───── QUOTED TEXT

User:Danimlucht/sandbox
Metadata management <also known as metadata strategy> is a term used to describe the necessary steps taken to effectively and accurately manage metadata within a targeted environment.
There are many unique advantages to implementing a metadata strategy:
Advantages
[edit]According to EW Solutions, those advantages are:
- Offer recognition of value of data and its components
- Develop a map for managing expanding information requirements
- Highlight the importance of enterprise data management
- Address data quality, data integrity, and data reuse
- Enable strategic information to be consistently and accurately derived from operational data
- Improve productivity through component development, management and reuse
- Reduce time necessary for software development cycle
- Share information with customers and business partners
- An enterprise perspective of information resources and impact analysis provides competitive advantage
Goal
[edit]In essence, managing metadata will promote cooperation between responsible parties, allow for easier accessibility and efficiency in searching for data, and promote accuracy when creating and cataloging databases/database fields. Implementing a metadata management protocol will also provide common structure and naming standards which can assist in enterprise data management.
Barriers
[edit]Implementing a metadata strategy is not always an easy "get". There are many barriers to convince executive of the importance and overall necessity of a project of this magnitude.
- Resources - In an enterprise environment, the sheer amount of metadata already present (and likely unaccounted for) could signify an enormous resource shortage - identifying and cataloging the existing metadata could span an extended time period.
- Investment - Convincing executives and sponsors of the importance metadata represents is always challenging. New project which don't have any immediate visible or financial advantages (and, in fact, will cost a substantial amount to initiate) are not high on prioritization lists.
- Necessity - "But we've always done it this way..." is a standard reaction to adopting new procedures. When naming conventions or standard procedures are verbally passed on in an enterprise environment, there is always the chance (and likelihood) of instructions changing over time.
Lifecycle
[edit]In Step I - the incumbent metadata manager does extensive research into current metadata practices, procedures, and case studies in order to formulate a comprehensive implementation plan for future metadata needs.
- Researching metadata needs
This step is the initial scope assessment. During this phase, the investigation will look into the current metadata procedures and collections, what the ultimate goal in compiling metadata is, and which participants will be involved in the project. In order to acquire this information, interview and questioning techniques should be utilized. "The purpose of the interview is to acquire preliminary information and contacts, and also to establish a better understanding between metadata staff and content providers regarding the project background information. In the interviews, contact information, metadata schedule, metadata scope, legacy system, metadata context and metadata role and function have to be included and clarified.[5]"

──────────
───── RECORDS

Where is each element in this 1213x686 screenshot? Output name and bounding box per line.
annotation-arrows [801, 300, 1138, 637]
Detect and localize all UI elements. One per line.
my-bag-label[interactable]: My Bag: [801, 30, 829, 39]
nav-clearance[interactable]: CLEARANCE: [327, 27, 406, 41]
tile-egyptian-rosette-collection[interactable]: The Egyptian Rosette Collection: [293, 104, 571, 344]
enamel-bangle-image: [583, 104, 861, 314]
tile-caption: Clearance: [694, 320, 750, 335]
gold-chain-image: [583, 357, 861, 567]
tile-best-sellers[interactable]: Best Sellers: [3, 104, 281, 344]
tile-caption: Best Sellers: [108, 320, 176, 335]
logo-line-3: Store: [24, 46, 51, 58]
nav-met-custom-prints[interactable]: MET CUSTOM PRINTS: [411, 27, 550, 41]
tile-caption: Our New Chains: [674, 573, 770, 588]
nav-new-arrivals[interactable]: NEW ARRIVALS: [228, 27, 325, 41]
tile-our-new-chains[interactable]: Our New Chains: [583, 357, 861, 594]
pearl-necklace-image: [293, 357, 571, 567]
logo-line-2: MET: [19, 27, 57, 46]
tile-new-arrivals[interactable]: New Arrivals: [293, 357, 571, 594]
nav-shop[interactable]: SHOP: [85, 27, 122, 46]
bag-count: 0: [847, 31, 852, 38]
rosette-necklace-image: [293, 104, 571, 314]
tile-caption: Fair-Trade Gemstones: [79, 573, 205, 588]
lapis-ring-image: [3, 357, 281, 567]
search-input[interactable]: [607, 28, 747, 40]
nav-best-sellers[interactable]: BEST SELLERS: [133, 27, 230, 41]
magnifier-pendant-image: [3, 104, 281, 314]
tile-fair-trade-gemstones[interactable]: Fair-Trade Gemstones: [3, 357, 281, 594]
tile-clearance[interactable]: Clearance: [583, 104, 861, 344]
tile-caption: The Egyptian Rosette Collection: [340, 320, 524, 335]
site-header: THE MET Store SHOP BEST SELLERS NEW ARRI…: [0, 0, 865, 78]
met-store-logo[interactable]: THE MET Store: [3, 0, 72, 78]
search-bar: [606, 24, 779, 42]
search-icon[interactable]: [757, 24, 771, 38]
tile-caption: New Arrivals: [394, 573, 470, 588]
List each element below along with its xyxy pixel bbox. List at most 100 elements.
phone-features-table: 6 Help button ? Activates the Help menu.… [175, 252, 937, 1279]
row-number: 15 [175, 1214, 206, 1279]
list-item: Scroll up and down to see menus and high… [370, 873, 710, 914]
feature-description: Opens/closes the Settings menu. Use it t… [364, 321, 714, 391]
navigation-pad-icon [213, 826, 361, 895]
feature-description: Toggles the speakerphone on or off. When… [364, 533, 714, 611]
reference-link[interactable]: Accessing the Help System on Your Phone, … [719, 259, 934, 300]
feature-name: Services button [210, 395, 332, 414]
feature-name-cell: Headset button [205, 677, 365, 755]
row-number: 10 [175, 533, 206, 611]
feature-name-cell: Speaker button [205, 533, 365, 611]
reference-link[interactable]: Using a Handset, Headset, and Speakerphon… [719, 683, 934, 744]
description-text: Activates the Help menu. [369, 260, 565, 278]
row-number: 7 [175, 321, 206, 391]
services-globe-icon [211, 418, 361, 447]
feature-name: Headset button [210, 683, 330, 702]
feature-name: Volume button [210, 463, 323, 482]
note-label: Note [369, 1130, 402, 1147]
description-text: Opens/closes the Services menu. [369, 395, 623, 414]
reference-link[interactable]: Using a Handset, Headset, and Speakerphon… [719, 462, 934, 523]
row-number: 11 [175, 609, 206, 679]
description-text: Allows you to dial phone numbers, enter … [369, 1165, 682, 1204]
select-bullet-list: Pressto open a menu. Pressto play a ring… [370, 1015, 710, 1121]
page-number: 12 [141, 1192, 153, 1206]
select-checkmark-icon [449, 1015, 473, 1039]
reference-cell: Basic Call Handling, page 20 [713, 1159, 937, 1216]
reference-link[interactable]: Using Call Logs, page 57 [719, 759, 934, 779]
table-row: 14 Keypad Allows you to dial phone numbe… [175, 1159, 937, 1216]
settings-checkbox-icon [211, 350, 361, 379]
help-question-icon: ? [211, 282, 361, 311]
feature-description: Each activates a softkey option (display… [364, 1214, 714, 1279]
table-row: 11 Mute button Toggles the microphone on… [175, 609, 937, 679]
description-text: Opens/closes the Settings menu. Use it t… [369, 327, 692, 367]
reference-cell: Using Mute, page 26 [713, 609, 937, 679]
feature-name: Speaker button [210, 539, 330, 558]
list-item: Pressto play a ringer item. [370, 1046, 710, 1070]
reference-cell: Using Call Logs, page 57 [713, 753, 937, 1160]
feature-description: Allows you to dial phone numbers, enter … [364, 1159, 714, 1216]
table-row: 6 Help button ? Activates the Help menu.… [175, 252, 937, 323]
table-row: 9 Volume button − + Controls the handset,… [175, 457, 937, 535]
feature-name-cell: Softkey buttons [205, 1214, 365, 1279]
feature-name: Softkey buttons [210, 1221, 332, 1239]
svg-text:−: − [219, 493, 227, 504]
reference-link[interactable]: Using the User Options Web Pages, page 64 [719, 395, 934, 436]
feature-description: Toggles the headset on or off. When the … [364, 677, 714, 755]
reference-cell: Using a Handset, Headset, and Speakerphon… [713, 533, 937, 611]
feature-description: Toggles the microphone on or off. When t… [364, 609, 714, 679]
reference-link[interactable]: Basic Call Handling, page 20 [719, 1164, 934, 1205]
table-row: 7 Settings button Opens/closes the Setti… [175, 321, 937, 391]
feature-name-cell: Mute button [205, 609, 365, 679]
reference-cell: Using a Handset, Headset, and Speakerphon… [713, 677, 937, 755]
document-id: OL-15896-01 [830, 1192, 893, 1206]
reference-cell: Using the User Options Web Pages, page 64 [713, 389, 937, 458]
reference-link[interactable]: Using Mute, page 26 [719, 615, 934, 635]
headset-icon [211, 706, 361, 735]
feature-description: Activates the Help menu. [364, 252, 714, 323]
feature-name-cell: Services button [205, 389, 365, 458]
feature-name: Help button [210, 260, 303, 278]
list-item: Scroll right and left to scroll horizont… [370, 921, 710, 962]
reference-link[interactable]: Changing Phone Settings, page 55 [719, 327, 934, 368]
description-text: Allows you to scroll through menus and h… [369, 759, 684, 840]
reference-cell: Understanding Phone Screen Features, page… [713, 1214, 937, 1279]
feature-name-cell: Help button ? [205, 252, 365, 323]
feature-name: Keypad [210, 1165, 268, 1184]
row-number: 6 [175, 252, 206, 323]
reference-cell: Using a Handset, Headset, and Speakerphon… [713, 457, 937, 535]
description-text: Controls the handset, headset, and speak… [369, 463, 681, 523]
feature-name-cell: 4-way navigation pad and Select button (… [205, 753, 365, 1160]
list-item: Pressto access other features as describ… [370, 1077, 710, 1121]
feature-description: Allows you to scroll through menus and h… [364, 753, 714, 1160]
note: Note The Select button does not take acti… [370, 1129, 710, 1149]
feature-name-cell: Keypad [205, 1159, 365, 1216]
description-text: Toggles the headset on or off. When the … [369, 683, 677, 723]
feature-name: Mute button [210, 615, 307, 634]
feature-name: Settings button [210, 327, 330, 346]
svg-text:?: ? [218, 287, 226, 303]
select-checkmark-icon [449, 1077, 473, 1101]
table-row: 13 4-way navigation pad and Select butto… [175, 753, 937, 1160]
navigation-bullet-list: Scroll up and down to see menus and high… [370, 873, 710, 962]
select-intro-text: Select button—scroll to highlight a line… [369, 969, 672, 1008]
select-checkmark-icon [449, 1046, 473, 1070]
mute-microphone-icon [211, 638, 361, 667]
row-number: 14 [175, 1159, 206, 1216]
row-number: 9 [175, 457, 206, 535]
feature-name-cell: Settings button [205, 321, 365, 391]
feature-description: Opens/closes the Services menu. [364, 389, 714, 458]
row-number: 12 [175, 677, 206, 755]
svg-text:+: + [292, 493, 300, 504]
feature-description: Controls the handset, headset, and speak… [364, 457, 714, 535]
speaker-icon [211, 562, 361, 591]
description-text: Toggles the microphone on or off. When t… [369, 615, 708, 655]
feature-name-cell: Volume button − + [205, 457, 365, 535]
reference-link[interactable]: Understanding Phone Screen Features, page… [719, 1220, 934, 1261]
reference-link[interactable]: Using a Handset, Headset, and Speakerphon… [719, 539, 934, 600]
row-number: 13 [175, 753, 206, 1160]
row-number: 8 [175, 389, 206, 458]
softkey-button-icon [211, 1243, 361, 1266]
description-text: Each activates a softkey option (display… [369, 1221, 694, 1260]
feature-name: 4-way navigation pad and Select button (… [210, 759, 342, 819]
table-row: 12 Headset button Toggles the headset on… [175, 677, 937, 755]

──────────

= TASK LIST =
**a)** According to the metadata management text, why are new projects like a metadata strategy not high on prioritization lists? Answer in one to three sentences.
**b)** Supply what follows in the metadata management text, picking up after its last sentence.
The lines are separate material from the metadata management text.

= SOLVED TASKS =
**a)** Such projects don't have any immediate visible or financial advantages, and they will in fact cost a substantial amount to initiate. This is why convincing executives and sponsors of the importance of metadata is challenging.

**b)**
- Review current standards
This step involves the review of any previously implemented metadata procedures for conformity, standards, and accessibility.
- Further Investigation
Database requirements are analyzed and case studies are created using live data and experimental metadata.
- Strategy
Once case studies are complete, metadata standards and strategy need to be established. Schemas, systems components, and staffing are all decided upon.
In Step II, the metadata research is compiled and creation begins.
- Determine characteristics
This step involves determining which metadata characteristics and specifications will be necessary. Creation date, responsible user, physical location, and value are just some of the potential fields.
- Automate
Many of the characteristics can be automated via the tools used to develop the metadata itself. Creation dates, usernames, last accessed date/time, and last known updates are just some of the fields that could be automated in specific circumstances.
In Step III, the methods of maintaining metadata need to be determined. For simple and unchanging metadata, a stable environment is necessary. The fewer the changes, the more limited the maintenance will be. However, with complicated and ever-changing metadata, the maintenance will need to be just as fluid. It will require more intervention and handling than the stable metadata will.
In Step IV, the foreseen updates to metadata need to be addressed. These updates can include changes in the organization or in the overall metadata procedures. They can also relate to changing data or technological updates in systems or in standards. When updating systems, special consideration needs to be taken in transitioning the metadata repository.
In Step V, metadata storage schemas are chosen and implemented. This can include relational databases or RDF triplestores.
"In many cases, metadata must survive even after the deletion of the data it describes.[4]" Once data has been removed from the database and working environment, the metadata must then describe the reasons and methods of deletion for a set amount of time following that deletion. This is done to remove any doubt as to whether the data has been removed mistakenly or was an intentional action and to alert the users that the data has been removed in a timely manner.
Listed below are various items which have been implemented to further along the metadata technological standards in recent years (or, in some respects, older processes having been expanded upon to create newer standards).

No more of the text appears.